* [WORK TO COMPLETE] Return all lines that include the string "into".

Figure record listings

[start]

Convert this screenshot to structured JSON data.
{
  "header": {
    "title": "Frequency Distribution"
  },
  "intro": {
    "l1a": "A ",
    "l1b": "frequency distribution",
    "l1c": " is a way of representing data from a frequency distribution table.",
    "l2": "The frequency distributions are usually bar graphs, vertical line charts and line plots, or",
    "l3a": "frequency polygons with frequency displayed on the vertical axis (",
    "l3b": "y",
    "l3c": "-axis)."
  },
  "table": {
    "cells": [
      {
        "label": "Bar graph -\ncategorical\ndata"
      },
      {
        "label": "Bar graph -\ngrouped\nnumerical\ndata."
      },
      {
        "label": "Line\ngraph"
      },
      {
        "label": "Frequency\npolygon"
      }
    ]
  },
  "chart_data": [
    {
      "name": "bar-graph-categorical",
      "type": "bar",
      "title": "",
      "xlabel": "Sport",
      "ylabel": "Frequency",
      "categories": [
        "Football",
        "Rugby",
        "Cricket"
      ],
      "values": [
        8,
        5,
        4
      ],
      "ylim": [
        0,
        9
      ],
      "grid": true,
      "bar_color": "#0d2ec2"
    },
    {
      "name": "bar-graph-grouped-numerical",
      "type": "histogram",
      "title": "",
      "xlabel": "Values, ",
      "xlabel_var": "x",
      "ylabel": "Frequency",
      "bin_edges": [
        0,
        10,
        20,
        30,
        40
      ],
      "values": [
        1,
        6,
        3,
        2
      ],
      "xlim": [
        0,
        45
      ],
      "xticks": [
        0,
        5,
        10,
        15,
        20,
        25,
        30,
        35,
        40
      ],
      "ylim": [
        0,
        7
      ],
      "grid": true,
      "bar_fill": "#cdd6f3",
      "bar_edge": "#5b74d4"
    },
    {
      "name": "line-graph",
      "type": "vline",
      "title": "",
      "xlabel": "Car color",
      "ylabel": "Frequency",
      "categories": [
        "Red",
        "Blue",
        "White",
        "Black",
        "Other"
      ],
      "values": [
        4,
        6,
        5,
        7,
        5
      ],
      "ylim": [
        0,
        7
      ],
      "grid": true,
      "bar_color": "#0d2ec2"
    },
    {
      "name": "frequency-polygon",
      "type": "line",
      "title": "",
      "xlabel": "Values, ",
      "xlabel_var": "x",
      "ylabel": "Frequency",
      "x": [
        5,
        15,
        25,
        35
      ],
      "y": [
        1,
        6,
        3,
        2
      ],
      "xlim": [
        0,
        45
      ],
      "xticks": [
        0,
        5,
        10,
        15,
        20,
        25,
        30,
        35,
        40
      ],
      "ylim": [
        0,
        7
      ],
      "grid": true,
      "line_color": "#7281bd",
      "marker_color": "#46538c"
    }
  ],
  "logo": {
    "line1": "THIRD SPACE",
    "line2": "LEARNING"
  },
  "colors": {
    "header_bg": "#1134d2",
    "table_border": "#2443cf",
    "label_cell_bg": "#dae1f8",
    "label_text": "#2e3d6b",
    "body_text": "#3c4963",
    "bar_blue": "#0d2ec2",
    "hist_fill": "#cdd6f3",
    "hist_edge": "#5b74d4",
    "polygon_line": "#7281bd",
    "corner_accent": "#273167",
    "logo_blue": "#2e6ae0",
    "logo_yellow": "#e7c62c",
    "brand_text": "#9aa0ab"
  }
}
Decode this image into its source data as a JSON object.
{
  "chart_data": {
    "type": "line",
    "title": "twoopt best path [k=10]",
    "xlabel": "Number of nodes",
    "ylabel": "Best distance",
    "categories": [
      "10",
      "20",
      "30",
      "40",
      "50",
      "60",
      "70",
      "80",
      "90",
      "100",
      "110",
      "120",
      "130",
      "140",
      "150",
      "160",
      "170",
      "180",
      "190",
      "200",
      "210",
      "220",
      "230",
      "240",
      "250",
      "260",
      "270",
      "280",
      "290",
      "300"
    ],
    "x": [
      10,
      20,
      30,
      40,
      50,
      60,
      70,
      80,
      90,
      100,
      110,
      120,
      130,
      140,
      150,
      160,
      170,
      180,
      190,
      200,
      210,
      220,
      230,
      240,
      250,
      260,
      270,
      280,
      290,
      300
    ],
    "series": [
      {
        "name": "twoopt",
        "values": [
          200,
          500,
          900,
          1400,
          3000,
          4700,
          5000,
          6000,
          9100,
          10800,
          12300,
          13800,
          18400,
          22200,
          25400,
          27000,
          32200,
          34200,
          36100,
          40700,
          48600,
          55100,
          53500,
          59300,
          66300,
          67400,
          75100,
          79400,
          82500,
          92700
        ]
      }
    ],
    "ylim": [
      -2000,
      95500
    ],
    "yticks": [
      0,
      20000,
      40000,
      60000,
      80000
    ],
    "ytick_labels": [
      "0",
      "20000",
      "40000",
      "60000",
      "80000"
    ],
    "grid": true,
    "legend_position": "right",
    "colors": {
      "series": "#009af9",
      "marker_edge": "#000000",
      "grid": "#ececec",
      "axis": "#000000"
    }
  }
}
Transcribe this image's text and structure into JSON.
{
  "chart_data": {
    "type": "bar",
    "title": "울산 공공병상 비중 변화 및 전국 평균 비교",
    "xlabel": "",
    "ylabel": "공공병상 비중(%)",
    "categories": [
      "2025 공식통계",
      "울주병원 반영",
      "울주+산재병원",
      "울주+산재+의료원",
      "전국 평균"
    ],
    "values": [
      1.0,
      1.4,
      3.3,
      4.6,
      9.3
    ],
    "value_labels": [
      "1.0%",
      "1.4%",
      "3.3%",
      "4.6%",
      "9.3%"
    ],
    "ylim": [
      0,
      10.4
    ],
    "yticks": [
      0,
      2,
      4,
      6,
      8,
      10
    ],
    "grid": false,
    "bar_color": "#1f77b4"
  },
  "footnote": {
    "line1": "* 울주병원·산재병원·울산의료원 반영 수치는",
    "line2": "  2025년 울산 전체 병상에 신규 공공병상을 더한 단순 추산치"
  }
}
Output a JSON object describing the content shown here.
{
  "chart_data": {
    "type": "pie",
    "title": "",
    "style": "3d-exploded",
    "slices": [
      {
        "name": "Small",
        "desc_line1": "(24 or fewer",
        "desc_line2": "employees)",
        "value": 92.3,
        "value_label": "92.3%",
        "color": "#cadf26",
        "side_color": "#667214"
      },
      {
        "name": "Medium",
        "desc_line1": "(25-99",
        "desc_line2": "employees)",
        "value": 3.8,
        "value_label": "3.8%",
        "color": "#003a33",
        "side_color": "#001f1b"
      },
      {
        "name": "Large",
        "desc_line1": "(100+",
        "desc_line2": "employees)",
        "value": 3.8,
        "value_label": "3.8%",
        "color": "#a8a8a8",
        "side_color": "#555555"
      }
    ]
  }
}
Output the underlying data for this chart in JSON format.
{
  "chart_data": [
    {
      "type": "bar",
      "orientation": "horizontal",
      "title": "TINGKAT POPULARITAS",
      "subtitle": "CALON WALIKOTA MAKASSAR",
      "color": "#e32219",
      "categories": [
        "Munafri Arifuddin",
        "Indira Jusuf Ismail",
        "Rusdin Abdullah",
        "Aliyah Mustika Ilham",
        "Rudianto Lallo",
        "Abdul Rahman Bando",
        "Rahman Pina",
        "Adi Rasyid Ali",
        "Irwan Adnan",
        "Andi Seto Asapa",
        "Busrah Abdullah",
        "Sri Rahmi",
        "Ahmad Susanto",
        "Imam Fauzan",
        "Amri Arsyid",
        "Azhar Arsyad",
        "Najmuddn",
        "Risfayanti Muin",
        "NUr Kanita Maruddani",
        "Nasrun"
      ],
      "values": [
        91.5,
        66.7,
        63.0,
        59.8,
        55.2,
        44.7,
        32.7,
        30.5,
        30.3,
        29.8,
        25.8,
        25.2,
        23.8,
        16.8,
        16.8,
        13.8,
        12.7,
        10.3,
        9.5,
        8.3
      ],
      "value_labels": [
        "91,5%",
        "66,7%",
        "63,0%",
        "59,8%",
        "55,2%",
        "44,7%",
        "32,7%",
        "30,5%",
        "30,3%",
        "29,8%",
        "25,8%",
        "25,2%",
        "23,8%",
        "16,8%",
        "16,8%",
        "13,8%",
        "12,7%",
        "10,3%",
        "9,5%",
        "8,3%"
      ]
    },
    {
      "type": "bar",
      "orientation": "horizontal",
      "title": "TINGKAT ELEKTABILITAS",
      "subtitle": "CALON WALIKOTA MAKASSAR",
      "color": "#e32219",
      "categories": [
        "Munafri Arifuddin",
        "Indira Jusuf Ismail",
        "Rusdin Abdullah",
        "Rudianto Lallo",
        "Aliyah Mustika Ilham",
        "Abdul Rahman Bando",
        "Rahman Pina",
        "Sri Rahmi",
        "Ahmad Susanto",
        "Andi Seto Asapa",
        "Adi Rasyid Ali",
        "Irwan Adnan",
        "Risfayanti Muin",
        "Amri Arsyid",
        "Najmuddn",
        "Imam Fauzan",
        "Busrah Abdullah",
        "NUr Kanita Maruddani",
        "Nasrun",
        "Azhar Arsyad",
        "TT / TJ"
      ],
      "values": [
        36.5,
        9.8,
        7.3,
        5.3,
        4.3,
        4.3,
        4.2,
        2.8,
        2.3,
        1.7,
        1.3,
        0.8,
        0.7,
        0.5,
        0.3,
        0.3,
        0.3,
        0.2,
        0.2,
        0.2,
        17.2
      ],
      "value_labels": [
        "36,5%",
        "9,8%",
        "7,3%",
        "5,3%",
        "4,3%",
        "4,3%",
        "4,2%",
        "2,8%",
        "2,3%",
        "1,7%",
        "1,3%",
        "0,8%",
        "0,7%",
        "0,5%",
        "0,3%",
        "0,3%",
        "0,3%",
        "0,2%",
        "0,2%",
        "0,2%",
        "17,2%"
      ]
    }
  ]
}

[end]

* [FINISHED EXERCISE]
Decode this image into its source data as a JSON object.
Transcribe this image's text and structure into JSON.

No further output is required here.